**Direction**
Word for word, set down the records and skip each picture.

**Dataset excerpts**

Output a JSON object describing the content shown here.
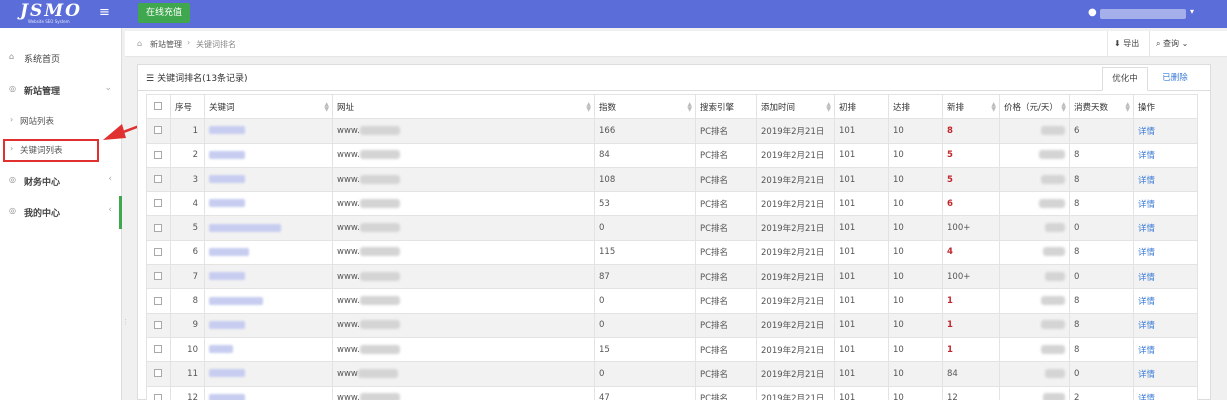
{
  "colors": {
    "topbar": "#5b6dd8",
    "accent_green": "#3fa84e",
    "highlight_red": "#e03030",
    "link_blue": "#3b7bd6",
    "rank_red": "#c0272d"
  },
  "header": {
    "logo_text": "JSMO",
    "logo_sub": "Website SEO System",
    "menu_icon": "hamburger-icon",
    "recharge_label": "在线充值",
    "user_icon": "user-icon"
  },
  "sidebar": {
    "items": [
      {
        "label": "系统首页",
        "icon": "home-icon"
      },
      {
        "label": "新站管理",
        "icon": "circle-icon"
      },
      {
        "label": "网站列表"
      },
      {
        "label": "关键词列表"
      },
      {
        "label": "财务中心",
        "icon": "circle-icon"
      },
      {
        "label": "我的中心",
        "icon": "circle-icon"
      }
    ]
  },
  "breadcrumb": {
    "level1": "新站管理",
    "level2": "关键词排名"
  },
  "toolbar": {
    "export_label": "导出",
    "query_label": "查询"
  },
  "panel": {
    "title": "关键词排名(13条记录)",
    "tabs": [
      {
        "label": "优化中",
        "active": true
      },
      {
        "label": "已删除",
        "active": false
      }
    ]
  },
  "table": {
    "headers": [
      "",
      "序号",
      "关键词",
      "网址",
      "指数",
      "搜索引擎",
      "添加时间",
      "初排",
      "达排",
      "新排",
      "价格（元/天）",
      "消费天数",
      "操作"
    ],
    "rows": [
      {
        "no": "1",
        "url": "www.",
        "index": "166",
        "engine": "PC排名",
        "date": "2019年2月21日",
        "initial": "101",
        "target": "10",
        "new": "8",
        "days": "6",
        "action": "详情"
      },
      {
        "no": "2",
        "url": "www.",
        "index": "84",
        "engine": "PC排名",
        "date": "2019年2月21日",
        "initial": "101",
        "target": "10",
        "new": "5",
        "days": "8",
        "action": "详情"
      },
      {
        "no": "3",
        "url": "www.",
        "index": "108",
        "engine": "PC排名",
        "date": "2019年2月21日",
        "initial": "101",
        "target": "10",
        "new": "5",
        "days": "8",
        "action": "详情"
      },
      {
        "no": "4",
        "url": "www.",
        "index": "53",
        "engine": "PC排名",
        "date": "2019年2月21日",
        "initial": "101",
        "target": "10",
        "new": "6",
        "days": "8",
        "action": "详情"
      },
      {
        "no": "5",
        "url": "www.",
        "index": "0",
        "engine": "PC排名",
        "date": "2019年2月21日",
        "initial": "101",
        "target": "10",
        "new": "100+",
        "days": "0",
        "action": "详情"
      },
      {
        "no": "6",
        "url": "www.",
        "index": "115",
        "engine": "PC排名",
        "date": "2019年2月21日",
        "initial": "101",
        "target": "10",
        "new": "4",
        "days": "8",
        "action": "详情"
      },
      {
        "no": "7",
        "url": "www.",
        "index": "87",
        "engine": "PC排名",
        "date": "2019年2月21日",
        "initial": "101",
        "target": "10",
        "new": "100+",
        "days": "0",
        "action": "详情"
      },
      {
        "no": "8",
        "url": "www.",
        "index": "0",
        "engine": "PC排名",
        "date": "2019年2月21日",
        "initial": "101",
        "target": "10",
        "new": "1",
        "days": "8",
        "action": "详情"
      },
      {
        "no": "9",
        "url": "www.",
        "index": "0",
        "engine": "PC排名",
        "date": "2019年2月21日",
        "initial": "101",
        "target": "10",
        "new": "1",
        "days": "8",
        "action": "详情"
      },
      {
        "no": "10",
        "url": "www.",
        "index": "15",
        "engine": "PC排名",
        "date": "2019年2月21日",
        "initial": "101",
        "target": "10",
        "new": "1",
        "days": "8",
        "action": "详情"
      },
      {
        "no": "11",
        "url": "www",
        "index": "0",
        "engine": "PC排名",
        "date": "2019年2月21日",
        "initial": "101",
        "target": "10",
        "new": "84",
        "days": "0",
        "action": "详情"
      },
      {
        "no": "12",
        "url": "www.",
        "index": "47",
        "engine": "PC排名",
        "date": "2019年2月21日",
        "initial": "101",
        "target": "10",
        "new": "12",
        "days": "2",
        "action": "详情"
      }
    ]
  }
}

**Written response**
Output a JSON object describing the content shown here.
{
  "colors": {
    "topbar": "#5b6dd8",
    "accent_green": "#3fa84e",
    "highlight_red": "#e03030",
    "link_blue": "#3b7bd6",
    "rank_red": "#c0272d"
  },
  "header": {
    "logo_text": "JSMO",
    "logo_sub": "Website SEO System",
    "menu_icon": "hamburger-icon",
    "recharge_label": "在线充值",
    "user_icon": "user-icon"
  },
  "sidebar": {
    "items": [
      {
        "label": "系统首页",
        "icon": "home-icon"
      },
      {
        "label": "新站管理",
        "icon": "circle-icon"
      },
      {
        "label": "网站列表"
      },
      {
        "label": "关键词列表"
      },
      {
        "label": "财务中心",
        "icon": "circle-icon"
      },
      {
        "label": "我的中心",
        "icon": "circle-icon"
      }
    ]
  },
  "breadcrumb": {
    "level1": "新站管理",
    "level2": "关键词排名"
  },
  "toolbar": {
    "export_label": "导出",
    "query_label": "查询"
  },
  "panel": {
    "title": "关键词排名(13条记录)",
    "tabs": [
      {
        "label": "优化中",
        "active": true
      },
      {
        "label": "已删除",
        "active": false
      }
    ]
  },
  "table": {
    "headers": [
      "",
      "序号",
      "关键词",
      "网址",
      "指数",
      "搜索引擎",
      "添加时间",
      "初排",
      "达排",
      "新排",
      "价格（元/天）",
      "消费天数",
      "操作"
    ],
    "rows": [
      {
        "no": "1",
        "url": "www.",
        "index": "166",
        "engine": "PC排名",
        "date": "2019年2月21日",
        "initial": "101",
        "target": "10",
        "new": "8",
        "days": "6",
        "action": "详情"
      },
      {
        "no": "2",
        "url": "www.",
        "index": "84",
        "engine": "PC排名",
        "date": "2019年2月21日",
        "initial": "101",
        "target": "10",
        "new": "5",
        "days": "8",
        "action": "详情"
      },
      {
        "no": "3",
        "url": "www.",
        "index": "108",
        "engine": "PC排名",
        "date": "2019年2月21日",
        "initial": "101",
        "target": "10",
        "new": "5",
        "days": "8",
        "action": "详情"
      },
      {
        "no": "4",
        "url": "www.",
        "index": "53",
        "engine": "PC排名",
        "date": "2019年2月21日",
        "initial": "101",
        "target": "10",
        "new": "6",
        "days": "8",
        "action": "详情"
      },
      {
        "no": "5",
        "url": "www.",
        "index": "0",
        "engine": "PC排名",
        "date": "2019年2月21日",
        "initial": "101",
        "target": "10",
        "new": "100+",
        "days": "0",
        "action": "详情"
      },
      {
        "no": "6",
        "url": "www.",
        "index": "115",
        "engine": "PC排名",
        "date": "2019年2月21日",
        "initial": "101",
        "target": "10",
        "new": "4",
        "days": "8",
        "action": "详情"
      },
      {
        "no": "7",
        "url": "www.",
        "index": "87",
        "engine": "PC排名",
        "date": "2019年2月21日",
        "initial": "101",
        "target": "10",
        "new": "100+",
        "days": "0",
        "action": "详情"
      },
      {
        "no": "8",
        "url": "www.",
        "index": "0",
        "engine": "PC排名",
        "date": "2019年2月21日",
        "initial": "101",
        "target": "10",
        "new": "1",
        "days": "8",
        "action": "详情"
      },
      {
        "no": "9",
        "url": "www.",
        "index": "0",
        "engine": "PC排名",
        "date": "2019年2月21日",
        "initial": "101",
        "target": "10",
        "new": "1",
        "days": "8",
        "action": "详情"
      },
      {
        "no": "10",
        "url": "www.",
        "index": "15",
        "engine": "PC排名",
        "date": "2019年2月21日",
        "initial": "101",
        "target": "10",
        "new": "1",
        "days": "8",
        "action": "详情"
      },
      {
        "no": "11",
        "url": "www",
        "index": "0",
        "engine": "PC排名",
        "date": "2019年2月21日",
        "initial": "101",
        "target": "10",
        "new": "84",
        "days": "0",
        "action": "详情"
      },
      {
        "no": "12",
        "url": "www.",
        "index": "47",
        "engine": "PC排名",
        "date": "2019年2月21日",
        "initial": "101",
        "target": "10",
        "new": "12",
        "days": "2",
        "action": "详情"
      }
    ]
  }
}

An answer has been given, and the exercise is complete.